> _EXTRACTED MATERIAL_
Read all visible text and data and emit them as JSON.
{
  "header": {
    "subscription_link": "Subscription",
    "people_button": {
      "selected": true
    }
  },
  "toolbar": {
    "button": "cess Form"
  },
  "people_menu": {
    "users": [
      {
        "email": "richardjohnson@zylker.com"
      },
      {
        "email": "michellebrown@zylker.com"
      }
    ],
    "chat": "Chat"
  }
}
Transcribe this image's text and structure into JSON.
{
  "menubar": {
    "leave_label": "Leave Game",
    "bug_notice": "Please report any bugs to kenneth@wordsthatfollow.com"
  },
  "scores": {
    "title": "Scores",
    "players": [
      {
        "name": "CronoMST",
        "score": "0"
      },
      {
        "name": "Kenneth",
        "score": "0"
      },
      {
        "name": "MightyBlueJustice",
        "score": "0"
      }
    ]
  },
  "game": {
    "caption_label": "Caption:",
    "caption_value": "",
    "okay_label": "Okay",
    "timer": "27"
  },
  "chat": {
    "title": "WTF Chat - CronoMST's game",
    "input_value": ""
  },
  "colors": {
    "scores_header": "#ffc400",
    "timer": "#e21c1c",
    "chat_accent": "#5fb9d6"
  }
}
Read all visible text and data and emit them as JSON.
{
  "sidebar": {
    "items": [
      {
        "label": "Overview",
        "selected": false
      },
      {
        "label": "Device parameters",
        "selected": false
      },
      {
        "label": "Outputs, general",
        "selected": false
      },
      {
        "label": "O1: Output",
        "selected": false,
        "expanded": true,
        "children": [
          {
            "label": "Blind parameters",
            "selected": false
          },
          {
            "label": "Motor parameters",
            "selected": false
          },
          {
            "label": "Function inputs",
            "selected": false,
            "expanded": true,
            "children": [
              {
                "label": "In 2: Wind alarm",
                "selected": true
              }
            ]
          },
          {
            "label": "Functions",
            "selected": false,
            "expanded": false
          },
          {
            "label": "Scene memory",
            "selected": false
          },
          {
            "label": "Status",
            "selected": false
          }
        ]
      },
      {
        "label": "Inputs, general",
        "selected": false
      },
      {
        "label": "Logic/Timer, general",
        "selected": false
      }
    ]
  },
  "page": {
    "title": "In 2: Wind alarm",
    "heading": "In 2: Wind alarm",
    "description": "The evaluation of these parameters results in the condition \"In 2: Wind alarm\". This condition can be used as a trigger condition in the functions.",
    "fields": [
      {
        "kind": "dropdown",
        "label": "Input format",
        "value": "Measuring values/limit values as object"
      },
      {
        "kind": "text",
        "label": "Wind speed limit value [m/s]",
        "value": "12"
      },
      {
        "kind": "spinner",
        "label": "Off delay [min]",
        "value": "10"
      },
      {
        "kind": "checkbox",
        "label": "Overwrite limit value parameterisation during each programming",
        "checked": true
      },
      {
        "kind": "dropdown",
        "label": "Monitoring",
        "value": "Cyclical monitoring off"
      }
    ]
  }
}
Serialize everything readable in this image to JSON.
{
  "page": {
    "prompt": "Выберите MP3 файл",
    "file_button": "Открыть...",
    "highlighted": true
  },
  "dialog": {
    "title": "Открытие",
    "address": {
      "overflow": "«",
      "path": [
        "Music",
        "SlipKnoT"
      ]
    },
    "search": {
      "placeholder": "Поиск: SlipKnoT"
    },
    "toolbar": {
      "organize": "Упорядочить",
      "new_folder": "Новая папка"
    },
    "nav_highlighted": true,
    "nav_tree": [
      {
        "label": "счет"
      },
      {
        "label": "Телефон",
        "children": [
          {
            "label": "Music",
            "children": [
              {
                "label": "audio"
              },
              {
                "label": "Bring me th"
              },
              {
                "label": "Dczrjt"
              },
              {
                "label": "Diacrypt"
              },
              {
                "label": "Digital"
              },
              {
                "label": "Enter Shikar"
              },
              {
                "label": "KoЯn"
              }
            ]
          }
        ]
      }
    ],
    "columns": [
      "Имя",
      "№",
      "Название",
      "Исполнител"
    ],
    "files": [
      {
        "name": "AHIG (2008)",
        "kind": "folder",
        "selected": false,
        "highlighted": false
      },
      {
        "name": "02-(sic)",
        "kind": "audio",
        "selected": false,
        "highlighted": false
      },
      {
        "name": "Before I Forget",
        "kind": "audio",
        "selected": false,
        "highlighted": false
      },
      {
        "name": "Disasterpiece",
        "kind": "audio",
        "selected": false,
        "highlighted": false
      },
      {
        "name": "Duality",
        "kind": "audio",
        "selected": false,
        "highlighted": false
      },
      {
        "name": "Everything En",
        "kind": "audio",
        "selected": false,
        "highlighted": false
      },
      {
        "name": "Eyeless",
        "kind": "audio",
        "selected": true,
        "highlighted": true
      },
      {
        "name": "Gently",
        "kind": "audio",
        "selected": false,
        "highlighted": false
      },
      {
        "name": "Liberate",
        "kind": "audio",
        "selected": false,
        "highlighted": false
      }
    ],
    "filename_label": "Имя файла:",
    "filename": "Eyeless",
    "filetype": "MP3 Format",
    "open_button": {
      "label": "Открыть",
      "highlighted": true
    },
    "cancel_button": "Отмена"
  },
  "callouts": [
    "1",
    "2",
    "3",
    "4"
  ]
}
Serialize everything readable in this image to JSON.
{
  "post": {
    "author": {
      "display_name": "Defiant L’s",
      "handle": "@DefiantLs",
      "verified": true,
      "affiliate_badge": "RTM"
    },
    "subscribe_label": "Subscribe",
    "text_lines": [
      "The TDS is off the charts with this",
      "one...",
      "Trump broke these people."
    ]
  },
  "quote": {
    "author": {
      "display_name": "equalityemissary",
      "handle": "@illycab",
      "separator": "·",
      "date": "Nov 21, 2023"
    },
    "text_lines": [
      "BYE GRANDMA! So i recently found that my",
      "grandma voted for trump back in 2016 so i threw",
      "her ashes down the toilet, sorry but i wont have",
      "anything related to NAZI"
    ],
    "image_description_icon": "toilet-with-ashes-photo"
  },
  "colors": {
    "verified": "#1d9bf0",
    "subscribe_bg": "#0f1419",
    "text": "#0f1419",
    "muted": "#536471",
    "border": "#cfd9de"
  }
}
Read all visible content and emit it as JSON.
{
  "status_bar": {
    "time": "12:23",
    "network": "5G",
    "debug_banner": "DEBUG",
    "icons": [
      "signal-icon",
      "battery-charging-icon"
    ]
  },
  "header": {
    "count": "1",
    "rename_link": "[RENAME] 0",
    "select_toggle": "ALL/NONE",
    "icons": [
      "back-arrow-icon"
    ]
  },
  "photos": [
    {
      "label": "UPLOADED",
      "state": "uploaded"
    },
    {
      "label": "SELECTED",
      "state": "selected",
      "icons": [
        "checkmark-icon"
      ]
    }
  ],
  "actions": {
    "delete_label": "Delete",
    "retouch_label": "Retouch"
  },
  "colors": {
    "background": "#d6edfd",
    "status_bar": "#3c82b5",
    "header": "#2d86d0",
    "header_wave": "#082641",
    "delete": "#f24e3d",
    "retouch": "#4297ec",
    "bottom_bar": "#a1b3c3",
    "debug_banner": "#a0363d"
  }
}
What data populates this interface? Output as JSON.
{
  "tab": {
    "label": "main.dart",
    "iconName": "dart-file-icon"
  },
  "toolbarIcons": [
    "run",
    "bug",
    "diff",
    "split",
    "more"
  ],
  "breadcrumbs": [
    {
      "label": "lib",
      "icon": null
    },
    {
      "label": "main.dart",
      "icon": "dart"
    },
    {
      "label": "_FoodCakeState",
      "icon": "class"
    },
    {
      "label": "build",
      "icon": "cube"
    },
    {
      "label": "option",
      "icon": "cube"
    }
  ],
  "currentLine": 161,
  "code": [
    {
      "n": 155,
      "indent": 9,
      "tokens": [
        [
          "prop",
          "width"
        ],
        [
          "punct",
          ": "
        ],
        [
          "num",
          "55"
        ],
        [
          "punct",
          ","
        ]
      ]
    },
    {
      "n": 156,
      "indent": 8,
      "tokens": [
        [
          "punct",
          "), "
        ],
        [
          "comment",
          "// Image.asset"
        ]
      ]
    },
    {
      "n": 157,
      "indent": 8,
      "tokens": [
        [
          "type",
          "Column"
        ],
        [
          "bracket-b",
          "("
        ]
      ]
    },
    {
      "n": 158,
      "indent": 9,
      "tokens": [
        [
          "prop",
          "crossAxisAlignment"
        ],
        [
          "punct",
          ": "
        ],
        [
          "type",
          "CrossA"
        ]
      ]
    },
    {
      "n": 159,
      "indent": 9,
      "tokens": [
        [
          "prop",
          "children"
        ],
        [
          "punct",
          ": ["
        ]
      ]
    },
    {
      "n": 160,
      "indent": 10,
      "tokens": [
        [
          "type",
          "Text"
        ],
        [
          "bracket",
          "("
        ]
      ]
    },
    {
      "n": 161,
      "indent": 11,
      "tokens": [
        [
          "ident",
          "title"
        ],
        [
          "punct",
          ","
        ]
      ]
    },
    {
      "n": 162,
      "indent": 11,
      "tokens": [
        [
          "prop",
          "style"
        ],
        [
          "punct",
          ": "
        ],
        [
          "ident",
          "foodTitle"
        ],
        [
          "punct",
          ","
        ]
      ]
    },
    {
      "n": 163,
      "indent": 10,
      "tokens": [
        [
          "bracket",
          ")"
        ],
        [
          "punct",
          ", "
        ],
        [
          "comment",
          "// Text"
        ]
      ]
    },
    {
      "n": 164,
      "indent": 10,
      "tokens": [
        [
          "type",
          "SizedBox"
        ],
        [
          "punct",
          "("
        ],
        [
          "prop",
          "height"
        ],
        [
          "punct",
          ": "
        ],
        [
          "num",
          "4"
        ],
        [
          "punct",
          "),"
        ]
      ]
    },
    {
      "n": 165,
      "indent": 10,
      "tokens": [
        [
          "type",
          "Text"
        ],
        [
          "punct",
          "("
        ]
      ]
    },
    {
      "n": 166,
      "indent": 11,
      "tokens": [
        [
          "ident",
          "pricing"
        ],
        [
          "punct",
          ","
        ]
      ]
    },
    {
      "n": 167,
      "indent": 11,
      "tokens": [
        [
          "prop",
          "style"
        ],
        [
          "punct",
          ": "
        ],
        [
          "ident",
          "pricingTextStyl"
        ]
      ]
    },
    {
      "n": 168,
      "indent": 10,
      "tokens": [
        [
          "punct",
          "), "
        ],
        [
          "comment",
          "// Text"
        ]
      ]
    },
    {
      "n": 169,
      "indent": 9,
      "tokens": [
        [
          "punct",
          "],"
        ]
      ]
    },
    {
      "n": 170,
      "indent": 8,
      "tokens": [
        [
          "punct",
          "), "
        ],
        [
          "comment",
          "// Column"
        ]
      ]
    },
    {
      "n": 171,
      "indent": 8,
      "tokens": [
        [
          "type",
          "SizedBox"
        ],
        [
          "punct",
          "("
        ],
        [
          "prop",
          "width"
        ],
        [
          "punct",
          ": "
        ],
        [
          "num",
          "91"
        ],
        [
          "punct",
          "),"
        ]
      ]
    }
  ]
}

> _SET TASK_
Where a line above includes "ashes", copy that line.

> _EXERCISE OUTPUT_
      "her ashes down the toilet, sorry but i wont have",
    "image_description_icon": "toilet-with-ashes-photo"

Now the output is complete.